Data entries
"""
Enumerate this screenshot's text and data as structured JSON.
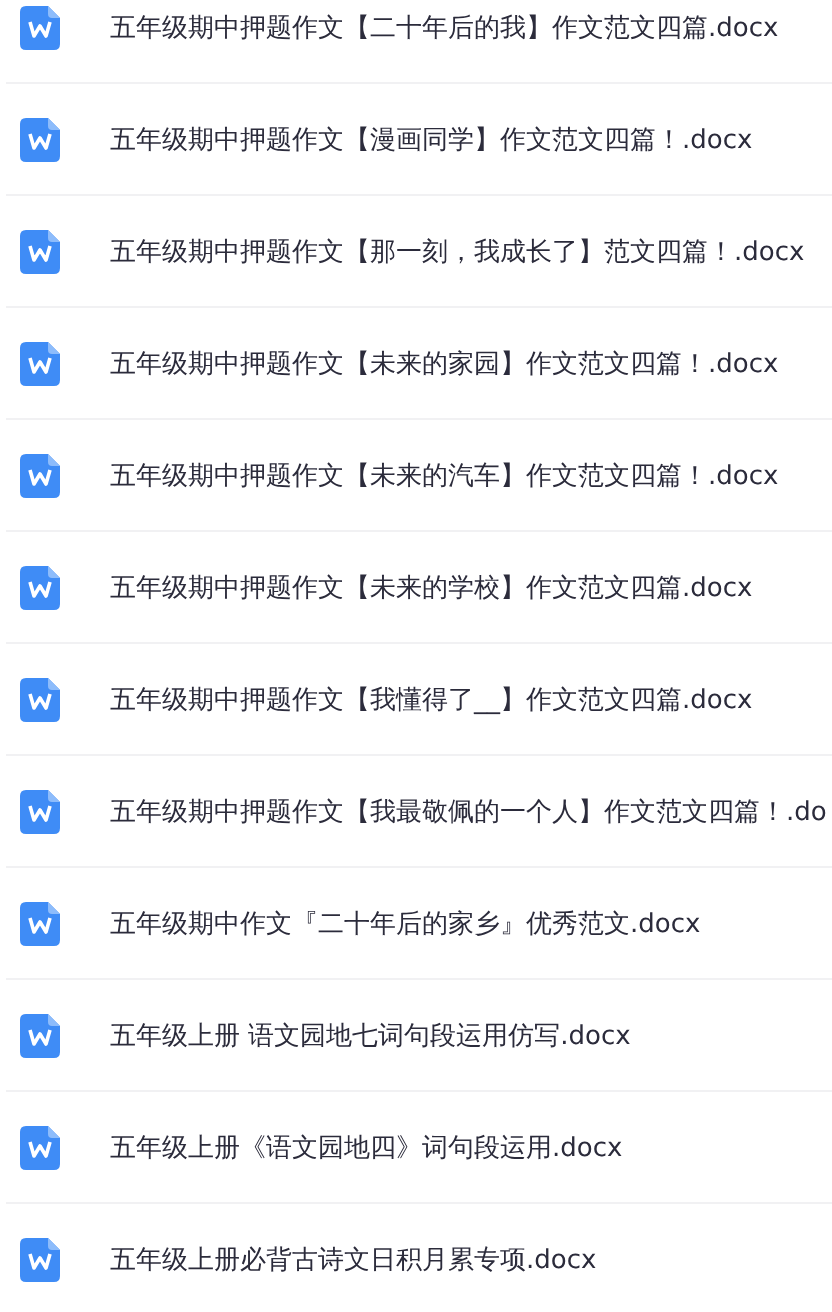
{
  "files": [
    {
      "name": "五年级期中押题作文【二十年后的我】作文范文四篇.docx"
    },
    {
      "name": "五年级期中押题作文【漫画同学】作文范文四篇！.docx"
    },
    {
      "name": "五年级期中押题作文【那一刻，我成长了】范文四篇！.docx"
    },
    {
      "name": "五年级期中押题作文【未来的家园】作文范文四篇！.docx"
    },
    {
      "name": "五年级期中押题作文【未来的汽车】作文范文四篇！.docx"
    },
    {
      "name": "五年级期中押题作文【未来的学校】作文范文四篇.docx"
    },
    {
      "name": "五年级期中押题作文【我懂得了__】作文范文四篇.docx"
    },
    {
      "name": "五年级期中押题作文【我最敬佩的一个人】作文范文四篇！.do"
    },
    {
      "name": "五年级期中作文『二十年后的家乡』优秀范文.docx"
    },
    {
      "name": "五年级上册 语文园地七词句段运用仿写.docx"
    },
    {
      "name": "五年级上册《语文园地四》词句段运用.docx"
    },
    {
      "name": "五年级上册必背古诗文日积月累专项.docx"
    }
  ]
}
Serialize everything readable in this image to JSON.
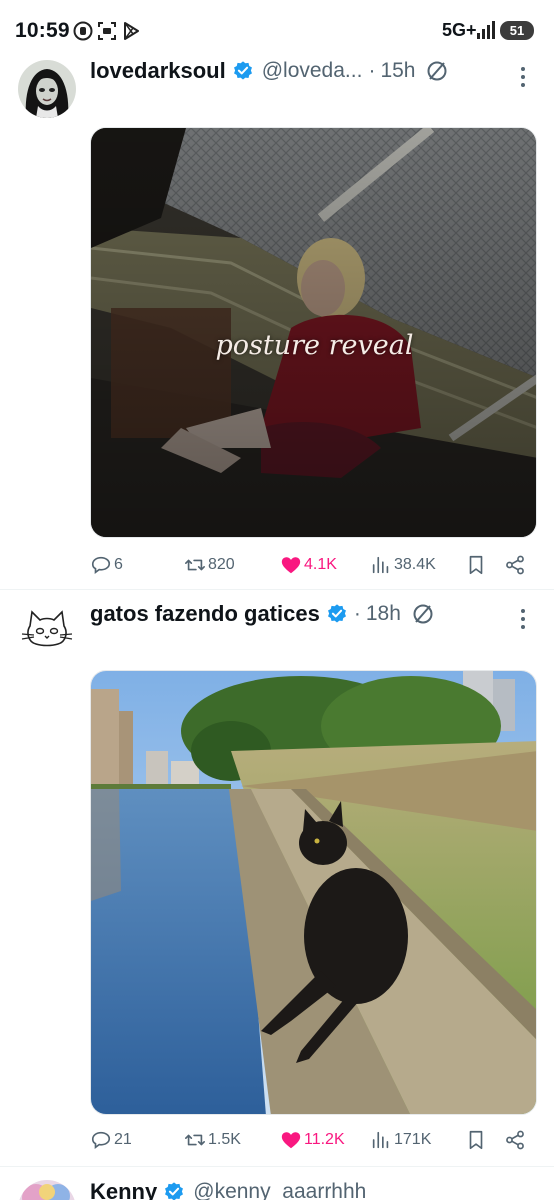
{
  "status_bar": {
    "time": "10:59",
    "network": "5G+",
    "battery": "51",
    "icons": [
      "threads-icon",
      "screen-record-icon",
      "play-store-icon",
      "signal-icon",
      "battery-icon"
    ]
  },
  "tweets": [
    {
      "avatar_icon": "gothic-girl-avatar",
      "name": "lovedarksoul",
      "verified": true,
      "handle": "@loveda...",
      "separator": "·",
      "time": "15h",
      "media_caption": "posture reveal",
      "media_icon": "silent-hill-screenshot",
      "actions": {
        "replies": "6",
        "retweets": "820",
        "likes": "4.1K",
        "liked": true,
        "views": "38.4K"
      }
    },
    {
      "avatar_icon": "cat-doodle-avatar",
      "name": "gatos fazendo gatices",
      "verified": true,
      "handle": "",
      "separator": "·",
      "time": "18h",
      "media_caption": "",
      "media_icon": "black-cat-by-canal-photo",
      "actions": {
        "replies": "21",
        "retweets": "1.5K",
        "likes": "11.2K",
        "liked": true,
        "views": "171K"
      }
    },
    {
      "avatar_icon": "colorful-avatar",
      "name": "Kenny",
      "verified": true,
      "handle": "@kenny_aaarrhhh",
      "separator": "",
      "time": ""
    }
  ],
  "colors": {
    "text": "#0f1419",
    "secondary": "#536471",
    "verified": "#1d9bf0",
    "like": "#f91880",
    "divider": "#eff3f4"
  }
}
"""
- **What is needed**
Pictures excluded, quote all the data above exactly.

- **Response**
Enumerate this screenshot's text and data as structured JSON.
{
  "files": [
    {
      "name": "五年级期中押题作文【二十年后的我】作文范文四篇.docx"
    },
    {
      "name": "五年级期中押题作文【漫画同学】作文范文四篇！.docx"
    },
    {
      "name": "五年级期中押题作文【那一刻，我成长了】范文四篇！.docx"
    },
    {
      "name": "五年级期中押题作文【未来的家园】作文范文四篇！.docx"
    },
    {
      "name": "五年级期中押题作文【未来的汽车】作文范文四篇！.docx"
    },
    {
      "name": "五年级期中押题作文【未来的学校】作文范文四篇.docx"
    },
    {
      "name": "五年级期中押题作文【我懂得了__】作文范文四篇.docx"
    },
    {
      "name": "五年级期中押题作文【我最敬佩的一个人】作文范文四篇！.do"
    },
    {
      "name": "五年级期中作文『二十年后的家乡』优秀范文.docx"
    },
    {
      "name": "五年级上册 语文园地七词句段运用仿写.docx"
    },
    {
      "name": "五年级上册《语文园地四》词句段运用.docx"
    },
    {
      "name": "五年级上册必背古诗文日积月累专项.docx"
    }
  ]
}
Serialize everything readable in this image to JSON.
{
  "status_bar": {
    "time": "10:59",
    "network": "5G+",
    "battery": "51",
    "icons": [
      "threads-icon",
      "screen-record-icon",
      "play-store-icon",
      "signal-icon",
      "battery-icon"
    ]
  },
  "tweets": [
    {
      "avatar_icon": "gothic-girl-avatar",
      "name": "lovedarksoul",
      "verified": true,
      "handle": "@loveda...",
      "separator": "·",
      "time": "15h",
      "media_caption": "posture reveal",
      "media_icon": "silent-hill-screenshot",
      "actions": {
        "replies": "6",
        "retweets": "820",
        "likes": "4.1K",
        "liked": true,
        "views": "38.4K"
      }
    },
    {
      "avatar_icon": "cat-doodle-avatar",
      "name": "gatos fazendo gatices",
      "verified": true,
      "handle": "",
      "separator": "·",
      "time": "18h",
      "media_caption": "",
      "media_icon": "black-cat-by-canal-photo",
      "actions": {
        "replies": "21",
        "retweets": "1.5K",
        "likes": "11.2K",
        "liked": true,
        "views": "171K"
      }
    },
    {
      "avatar_icon": "colorful-avatar",
      "name": "Kenny",
      "verified": true,
      "handle": "@kenny_aaarrhhh",
      "separator": "",
      "time": ""
    }
  ],
  "colors": {
    "text": "#0f1419",
    "secondary": "#536471",
    "verified": "#1d9bf0",
    "like": "#f91880",
    "divider": "#eff3f4"
  }
}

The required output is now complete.